### Records contained in a dataset
•••••
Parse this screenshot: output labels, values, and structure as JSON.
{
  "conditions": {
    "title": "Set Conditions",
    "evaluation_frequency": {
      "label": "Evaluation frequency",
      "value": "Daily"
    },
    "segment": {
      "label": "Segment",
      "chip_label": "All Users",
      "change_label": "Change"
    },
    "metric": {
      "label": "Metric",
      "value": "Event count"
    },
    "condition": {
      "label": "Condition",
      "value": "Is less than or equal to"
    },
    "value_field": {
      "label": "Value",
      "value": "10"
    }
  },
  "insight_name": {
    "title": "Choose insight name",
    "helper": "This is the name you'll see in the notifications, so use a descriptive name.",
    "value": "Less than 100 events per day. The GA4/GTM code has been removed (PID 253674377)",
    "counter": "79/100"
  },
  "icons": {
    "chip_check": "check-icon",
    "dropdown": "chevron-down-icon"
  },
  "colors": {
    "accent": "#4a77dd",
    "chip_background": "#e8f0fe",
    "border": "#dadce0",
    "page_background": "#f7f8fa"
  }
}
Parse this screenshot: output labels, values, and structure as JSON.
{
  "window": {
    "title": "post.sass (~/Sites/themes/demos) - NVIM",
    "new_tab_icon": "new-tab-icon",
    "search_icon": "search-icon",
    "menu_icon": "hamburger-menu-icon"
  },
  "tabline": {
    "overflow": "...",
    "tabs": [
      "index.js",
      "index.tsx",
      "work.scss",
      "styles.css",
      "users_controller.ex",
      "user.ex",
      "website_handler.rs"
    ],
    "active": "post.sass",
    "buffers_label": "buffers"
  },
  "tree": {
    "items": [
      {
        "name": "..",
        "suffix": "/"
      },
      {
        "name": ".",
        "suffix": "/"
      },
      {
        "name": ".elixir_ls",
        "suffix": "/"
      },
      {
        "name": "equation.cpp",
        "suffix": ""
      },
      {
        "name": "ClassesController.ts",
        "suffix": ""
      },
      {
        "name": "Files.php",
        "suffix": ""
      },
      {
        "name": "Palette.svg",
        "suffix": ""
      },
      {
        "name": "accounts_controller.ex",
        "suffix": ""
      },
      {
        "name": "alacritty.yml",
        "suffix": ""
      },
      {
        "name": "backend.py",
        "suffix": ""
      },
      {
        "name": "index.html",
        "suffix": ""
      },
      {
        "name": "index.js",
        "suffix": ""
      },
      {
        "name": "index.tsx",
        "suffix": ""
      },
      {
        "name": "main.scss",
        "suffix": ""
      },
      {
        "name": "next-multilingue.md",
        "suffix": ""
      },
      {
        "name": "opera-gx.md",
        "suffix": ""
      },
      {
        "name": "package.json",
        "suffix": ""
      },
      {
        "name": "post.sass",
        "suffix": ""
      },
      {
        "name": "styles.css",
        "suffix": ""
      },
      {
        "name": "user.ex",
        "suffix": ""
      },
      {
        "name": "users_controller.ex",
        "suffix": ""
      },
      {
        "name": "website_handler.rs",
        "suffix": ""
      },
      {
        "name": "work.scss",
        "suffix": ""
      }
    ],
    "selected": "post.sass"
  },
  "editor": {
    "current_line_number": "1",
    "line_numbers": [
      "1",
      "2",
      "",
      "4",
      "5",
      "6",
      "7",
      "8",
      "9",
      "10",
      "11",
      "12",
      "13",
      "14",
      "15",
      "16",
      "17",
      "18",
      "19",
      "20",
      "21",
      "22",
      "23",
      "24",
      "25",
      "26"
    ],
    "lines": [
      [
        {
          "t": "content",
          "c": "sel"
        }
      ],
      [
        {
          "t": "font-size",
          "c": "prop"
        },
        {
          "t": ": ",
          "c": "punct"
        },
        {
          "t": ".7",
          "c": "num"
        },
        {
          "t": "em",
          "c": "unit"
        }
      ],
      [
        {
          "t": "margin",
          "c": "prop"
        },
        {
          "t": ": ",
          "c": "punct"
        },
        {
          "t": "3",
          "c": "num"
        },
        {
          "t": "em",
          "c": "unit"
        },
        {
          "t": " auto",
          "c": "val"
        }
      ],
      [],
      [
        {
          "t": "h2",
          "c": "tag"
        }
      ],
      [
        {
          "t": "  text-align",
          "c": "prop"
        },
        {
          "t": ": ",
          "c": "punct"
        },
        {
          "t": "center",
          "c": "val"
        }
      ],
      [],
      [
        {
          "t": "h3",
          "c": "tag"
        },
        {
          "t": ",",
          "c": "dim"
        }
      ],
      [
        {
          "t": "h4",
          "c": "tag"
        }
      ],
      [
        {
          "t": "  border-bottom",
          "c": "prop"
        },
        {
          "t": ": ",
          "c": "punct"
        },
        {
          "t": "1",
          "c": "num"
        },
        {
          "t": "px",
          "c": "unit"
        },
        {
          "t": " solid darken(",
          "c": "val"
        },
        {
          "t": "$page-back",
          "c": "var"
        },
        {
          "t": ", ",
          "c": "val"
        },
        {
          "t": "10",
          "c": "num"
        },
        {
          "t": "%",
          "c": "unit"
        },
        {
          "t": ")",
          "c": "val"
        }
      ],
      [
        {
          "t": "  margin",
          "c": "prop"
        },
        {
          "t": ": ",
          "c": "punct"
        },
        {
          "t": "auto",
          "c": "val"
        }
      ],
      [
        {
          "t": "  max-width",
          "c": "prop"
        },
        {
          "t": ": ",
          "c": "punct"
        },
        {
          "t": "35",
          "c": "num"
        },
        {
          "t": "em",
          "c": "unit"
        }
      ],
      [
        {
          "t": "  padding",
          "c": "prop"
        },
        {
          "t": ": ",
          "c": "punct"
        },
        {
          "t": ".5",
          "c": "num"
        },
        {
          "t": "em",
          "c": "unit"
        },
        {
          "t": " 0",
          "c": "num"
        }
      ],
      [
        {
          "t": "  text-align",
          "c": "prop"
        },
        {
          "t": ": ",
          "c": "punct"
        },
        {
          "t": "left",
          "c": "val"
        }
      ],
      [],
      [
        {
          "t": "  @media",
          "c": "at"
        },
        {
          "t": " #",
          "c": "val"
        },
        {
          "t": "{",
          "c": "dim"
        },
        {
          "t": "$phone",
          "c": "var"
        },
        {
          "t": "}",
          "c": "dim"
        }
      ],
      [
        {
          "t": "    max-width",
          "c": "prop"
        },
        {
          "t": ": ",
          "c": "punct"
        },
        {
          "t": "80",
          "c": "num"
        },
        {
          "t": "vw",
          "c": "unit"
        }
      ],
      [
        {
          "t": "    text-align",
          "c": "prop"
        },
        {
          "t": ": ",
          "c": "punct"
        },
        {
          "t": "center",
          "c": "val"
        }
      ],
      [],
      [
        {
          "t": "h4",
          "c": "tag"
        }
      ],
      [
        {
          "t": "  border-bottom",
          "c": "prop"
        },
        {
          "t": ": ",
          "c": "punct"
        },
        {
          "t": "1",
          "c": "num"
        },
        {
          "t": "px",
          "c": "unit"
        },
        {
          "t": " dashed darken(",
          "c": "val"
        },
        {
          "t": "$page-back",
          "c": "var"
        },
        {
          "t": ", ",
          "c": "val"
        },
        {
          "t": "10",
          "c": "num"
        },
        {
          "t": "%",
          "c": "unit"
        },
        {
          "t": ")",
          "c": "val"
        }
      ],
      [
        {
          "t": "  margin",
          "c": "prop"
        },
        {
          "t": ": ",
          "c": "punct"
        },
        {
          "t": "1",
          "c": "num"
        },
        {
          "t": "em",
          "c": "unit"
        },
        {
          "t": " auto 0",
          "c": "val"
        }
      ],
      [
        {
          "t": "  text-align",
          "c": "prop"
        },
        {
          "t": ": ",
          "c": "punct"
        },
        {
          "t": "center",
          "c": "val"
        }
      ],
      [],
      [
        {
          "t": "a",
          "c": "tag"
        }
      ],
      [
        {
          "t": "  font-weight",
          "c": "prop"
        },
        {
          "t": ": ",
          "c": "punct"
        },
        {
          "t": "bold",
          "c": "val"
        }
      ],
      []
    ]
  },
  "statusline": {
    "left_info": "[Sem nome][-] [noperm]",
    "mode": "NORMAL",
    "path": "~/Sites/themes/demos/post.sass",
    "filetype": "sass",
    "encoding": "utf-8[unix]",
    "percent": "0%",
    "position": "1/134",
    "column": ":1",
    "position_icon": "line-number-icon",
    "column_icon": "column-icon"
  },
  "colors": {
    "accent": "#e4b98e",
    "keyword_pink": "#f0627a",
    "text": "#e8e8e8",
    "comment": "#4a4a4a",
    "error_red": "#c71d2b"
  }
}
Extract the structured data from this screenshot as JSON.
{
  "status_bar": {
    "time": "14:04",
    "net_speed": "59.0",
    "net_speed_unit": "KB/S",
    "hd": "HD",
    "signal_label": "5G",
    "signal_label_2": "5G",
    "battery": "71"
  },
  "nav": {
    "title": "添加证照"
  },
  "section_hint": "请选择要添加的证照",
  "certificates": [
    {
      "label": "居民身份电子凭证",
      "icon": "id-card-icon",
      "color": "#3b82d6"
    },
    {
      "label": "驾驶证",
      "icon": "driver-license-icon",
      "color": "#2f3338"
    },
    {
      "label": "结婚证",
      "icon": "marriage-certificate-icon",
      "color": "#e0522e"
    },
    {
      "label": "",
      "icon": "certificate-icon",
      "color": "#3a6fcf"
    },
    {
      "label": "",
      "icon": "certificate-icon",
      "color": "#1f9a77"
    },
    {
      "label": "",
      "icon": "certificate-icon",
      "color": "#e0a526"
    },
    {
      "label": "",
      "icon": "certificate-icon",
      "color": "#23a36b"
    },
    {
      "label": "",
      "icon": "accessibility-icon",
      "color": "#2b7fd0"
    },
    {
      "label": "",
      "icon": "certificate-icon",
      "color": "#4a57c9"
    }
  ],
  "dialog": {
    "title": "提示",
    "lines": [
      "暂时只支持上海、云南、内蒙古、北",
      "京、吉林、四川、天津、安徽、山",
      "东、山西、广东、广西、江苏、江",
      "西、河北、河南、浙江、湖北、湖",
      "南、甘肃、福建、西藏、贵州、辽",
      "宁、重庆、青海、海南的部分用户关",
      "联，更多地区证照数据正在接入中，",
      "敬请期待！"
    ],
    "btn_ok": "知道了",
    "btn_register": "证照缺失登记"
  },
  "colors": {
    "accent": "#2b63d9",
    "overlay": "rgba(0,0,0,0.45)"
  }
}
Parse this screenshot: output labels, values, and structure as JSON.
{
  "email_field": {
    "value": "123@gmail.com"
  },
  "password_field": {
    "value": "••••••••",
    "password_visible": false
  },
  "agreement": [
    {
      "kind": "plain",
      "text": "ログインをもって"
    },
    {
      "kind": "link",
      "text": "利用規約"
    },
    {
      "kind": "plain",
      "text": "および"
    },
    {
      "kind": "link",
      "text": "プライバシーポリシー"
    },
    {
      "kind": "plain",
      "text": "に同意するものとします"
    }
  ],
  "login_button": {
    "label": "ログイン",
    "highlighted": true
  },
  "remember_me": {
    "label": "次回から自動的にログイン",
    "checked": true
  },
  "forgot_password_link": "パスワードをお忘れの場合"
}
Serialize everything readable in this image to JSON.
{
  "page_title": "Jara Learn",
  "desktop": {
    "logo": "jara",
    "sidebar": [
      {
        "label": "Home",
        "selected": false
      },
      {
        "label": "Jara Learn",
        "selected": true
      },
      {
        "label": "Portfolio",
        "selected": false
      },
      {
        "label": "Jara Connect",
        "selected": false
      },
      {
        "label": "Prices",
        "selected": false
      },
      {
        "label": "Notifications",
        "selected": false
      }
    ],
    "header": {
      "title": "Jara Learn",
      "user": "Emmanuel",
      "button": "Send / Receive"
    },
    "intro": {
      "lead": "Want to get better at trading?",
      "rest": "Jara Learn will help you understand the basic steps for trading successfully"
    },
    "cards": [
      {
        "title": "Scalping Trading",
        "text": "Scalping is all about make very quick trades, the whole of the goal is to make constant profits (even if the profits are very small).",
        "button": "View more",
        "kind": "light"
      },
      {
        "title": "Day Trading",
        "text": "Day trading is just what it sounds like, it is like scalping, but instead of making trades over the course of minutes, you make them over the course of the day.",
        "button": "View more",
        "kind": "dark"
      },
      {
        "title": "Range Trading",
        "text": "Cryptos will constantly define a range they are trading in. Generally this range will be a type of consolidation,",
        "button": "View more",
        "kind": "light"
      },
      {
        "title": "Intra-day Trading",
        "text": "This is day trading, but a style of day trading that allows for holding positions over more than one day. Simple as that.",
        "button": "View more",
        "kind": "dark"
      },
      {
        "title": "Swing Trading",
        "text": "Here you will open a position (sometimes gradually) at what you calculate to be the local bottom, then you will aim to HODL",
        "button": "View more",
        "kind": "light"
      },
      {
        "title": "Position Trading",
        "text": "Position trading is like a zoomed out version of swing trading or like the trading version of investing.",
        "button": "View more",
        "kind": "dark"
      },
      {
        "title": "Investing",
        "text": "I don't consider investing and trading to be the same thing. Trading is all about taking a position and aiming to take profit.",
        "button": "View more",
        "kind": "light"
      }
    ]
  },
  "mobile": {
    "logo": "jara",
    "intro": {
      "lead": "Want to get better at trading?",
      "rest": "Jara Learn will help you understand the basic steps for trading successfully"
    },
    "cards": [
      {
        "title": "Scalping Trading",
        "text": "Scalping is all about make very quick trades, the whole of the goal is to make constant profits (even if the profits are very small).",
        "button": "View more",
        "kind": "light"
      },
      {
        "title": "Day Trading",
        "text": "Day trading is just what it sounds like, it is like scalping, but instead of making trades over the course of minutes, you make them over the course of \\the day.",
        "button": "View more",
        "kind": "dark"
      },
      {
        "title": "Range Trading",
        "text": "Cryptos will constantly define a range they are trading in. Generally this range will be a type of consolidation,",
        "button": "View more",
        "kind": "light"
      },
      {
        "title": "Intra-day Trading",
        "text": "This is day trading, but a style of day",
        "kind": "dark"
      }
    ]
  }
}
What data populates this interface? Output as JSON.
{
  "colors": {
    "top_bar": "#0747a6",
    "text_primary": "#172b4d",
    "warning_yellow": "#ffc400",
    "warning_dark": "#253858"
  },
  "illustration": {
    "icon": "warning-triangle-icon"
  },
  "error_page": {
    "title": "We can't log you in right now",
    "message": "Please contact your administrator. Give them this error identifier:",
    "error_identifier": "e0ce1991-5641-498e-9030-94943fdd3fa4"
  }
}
•••••
### Written exercise
Take the line that contains "What data populates" and every line after it through the end of the listing above, and repeat them exactly.

### Written reply
What data populates this interface? Output as JSON.
{
  "colors": {
    "top_bar": "#0747a6",
    "text_primary": "#172b4d",
    "warning_yellow": "#ffc400",
    "warning_dark": "#253858"
  },
  "illustration": {
    "icon": "warning-triangle-icon"
  },
  "error_page": {
    "title": "We can't log you in right now",
    "message": "Please contact your administrator. Give them this error identifier:",
    "error_identifier": "e0ce1991-5641-498e-9030-94943fdd3fa4"
  }
}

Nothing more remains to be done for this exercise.